» INPUT MATERIAL
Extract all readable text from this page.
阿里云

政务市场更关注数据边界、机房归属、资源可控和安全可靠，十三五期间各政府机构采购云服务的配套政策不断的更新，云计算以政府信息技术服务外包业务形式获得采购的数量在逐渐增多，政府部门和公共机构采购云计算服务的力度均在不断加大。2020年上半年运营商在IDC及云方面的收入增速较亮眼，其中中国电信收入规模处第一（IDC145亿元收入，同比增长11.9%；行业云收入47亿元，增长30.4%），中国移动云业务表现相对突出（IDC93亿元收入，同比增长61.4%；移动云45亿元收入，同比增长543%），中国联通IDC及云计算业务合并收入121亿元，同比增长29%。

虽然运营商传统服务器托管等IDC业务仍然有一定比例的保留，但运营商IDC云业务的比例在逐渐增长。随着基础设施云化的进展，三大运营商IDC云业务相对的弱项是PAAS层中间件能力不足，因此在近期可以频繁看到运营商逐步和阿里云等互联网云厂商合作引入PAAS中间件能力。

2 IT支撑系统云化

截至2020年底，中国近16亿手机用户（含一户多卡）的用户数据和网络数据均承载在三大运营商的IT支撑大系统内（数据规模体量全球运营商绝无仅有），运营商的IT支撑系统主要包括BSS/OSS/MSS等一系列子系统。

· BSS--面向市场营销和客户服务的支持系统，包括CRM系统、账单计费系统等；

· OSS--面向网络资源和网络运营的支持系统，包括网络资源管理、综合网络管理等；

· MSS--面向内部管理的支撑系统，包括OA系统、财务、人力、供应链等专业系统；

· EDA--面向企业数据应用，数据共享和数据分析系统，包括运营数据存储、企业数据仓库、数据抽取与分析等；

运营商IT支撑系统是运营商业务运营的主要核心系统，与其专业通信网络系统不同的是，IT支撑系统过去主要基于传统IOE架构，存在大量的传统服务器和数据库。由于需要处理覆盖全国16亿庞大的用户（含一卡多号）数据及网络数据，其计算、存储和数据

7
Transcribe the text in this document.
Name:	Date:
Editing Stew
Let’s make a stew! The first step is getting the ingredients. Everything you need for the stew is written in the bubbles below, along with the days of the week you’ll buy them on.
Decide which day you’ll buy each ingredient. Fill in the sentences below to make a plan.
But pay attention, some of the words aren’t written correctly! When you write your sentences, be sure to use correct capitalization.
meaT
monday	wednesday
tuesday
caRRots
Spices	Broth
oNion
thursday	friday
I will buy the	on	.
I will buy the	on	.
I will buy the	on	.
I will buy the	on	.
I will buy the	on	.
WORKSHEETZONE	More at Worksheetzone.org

» PROBLEM STATEMENT
Across the material above, how many lines include the string "below"? Only the number is wanted.

» REPLY
2